* **INSTRUCTION**: Select every line containing the word "Train" from the material, and copy those lines.

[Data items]
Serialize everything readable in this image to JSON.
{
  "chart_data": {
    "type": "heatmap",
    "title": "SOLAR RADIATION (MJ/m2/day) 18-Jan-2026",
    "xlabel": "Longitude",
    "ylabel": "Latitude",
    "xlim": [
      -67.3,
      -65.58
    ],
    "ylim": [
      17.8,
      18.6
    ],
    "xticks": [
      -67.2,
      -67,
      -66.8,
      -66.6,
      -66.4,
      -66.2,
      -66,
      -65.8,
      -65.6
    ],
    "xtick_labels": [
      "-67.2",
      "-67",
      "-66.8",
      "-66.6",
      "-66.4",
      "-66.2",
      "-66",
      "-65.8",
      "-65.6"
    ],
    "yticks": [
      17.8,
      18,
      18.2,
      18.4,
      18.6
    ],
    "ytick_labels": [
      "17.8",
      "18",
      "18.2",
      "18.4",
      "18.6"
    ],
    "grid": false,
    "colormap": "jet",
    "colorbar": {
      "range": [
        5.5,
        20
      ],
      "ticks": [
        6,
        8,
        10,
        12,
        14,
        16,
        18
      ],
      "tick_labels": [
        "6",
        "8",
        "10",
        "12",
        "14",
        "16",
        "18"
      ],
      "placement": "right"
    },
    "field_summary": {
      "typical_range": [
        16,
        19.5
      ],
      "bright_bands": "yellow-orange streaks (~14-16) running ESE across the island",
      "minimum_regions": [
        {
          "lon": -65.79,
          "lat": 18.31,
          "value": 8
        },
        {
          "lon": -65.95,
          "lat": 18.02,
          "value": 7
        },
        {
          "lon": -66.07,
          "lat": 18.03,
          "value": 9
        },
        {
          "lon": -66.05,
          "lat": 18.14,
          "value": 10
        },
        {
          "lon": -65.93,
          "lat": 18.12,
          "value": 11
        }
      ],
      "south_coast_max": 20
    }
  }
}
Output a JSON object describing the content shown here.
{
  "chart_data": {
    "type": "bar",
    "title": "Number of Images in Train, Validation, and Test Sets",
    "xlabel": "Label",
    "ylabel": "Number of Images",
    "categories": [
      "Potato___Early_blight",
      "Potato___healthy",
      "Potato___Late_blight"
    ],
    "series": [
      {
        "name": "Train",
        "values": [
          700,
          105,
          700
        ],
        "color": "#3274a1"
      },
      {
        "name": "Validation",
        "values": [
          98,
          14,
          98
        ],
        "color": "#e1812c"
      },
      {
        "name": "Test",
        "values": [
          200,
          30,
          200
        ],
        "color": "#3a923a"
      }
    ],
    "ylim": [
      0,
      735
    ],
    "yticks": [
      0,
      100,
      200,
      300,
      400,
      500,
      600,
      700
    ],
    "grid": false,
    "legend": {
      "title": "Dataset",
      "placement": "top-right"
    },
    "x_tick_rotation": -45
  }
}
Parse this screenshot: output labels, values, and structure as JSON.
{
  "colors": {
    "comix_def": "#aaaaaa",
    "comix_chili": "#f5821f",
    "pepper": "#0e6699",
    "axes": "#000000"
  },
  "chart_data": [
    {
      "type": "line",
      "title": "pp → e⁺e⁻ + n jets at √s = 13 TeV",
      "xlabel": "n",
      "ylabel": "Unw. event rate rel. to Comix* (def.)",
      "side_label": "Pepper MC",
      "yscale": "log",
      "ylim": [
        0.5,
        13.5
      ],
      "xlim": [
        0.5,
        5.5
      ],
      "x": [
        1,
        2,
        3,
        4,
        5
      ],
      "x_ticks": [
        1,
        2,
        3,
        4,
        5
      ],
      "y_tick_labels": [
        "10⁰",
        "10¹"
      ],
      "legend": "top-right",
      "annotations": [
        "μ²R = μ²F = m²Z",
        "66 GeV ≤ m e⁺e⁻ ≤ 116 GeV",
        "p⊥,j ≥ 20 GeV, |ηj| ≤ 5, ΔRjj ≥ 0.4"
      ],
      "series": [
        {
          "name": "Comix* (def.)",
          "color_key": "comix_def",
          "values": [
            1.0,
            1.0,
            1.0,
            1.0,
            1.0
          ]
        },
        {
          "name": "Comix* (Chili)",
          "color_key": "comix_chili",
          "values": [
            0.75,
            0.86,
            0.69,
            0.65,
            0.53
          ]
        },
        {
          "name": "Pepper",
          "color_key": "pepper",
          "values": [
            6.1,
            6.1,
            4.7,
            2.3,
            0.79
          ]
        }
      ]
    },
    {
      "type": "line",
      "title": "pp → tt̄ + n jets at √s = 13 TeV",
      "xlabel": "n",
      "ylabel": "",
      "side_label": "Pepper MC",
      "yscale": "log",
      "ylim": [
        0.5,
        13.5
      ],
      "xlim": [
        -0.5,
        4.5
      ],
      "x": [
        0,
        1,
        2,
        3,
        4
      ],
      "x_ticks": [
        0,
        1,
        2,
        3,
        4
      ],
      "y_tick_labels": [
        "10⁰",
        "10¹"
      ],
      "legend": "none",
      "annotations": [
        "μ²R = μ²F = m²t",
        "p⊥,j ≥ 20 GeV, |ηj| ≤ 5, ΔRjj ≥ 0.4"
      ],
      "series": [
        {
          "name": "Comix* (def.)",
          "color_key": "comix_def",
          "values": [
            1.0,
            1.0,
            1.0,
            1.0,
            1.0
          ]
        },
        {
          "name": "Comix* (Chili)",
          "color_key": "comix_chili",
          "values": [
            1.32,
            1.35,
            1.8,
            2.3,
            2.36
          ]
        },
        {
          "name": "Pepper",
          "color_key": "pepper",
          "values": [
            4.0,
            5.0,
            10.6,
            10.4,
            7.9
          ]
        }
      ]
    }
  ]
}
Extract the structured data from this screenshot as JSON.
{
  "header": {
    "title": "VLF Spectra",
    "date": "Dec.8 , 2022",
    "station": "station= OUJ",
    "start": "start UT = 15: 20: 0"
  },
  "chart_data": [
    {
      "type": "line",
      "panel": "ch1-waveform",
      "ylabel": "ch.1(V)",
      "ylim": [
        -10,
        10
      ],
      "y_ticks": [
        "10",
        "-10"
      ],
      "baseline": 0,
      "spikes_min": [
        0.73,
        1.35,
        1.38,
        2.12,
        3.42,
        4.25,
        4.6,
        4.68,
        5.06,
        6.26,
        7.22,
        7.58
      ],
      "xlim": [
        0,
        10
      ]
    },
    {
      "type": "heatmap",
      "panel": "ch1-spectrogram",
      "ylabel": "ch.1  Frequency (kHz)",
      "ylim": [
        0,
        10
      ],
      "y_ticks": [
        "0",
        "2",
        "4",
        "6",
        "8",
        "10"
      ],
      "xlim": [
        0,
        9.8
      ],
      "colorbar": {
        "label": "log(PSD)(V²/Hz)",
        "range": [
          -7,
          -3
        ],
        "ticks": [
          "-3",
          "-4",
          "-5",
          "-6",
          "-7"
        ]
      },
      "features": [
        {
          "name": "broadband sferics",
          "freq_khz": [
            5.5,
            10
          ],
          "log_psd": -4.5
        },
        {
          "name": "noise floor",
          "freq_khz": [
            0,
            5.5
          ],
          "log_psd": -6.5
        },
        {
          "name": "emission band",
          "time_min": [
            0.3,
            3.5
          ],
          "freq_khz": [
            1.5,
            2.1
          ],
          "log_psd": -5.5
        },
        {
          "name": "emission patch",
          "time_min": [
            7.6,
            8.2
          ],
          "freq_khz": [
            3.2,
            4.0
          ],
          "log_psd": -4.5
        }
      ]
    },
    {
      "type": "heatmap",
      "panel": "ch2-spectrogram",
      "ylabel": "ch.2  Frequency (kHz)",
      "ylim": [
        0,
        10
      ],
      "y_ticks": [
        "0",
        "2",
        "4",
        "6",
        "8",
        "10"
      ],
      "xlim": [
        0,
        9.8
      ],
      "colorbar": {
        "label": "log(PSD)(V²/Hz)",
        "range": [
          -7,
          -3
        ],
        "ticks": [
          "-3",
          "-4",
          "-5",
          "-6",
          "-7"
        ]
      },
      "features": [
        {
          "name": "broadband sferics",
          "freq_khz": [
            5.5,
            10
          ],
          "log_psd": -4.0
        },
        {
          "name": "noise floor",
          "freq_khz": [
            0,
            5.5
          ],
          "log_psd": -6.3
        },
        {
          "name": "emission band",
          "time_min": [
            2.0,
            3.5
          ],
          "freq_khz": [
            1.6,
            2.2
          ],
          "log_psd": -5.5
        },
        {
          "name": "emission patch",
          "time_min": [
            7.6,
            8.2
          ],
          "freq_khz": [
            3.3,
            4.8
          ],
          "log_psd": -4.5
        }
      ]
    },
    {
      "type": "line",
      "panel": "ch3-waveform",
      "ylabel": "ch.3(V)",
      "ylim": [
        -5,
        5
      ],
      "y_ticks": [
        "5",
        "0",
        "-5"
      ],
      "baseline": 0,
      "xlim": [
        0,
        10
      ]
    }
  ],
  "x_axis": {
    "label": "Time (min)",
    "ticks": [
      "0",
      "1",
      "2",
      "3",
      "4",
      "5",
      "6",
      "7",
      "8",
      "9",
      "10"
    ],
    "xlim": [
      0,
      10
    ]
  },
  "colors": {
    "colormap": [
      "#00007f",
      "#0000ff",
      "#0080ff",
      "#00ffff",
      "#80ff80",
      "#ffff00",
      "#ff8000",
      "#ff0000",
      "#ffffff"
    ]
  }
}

* **WRITTEN RESPONSE**:
    "title": "Number of Images in Train, Validation, and Test Sets",
        "name": "Train",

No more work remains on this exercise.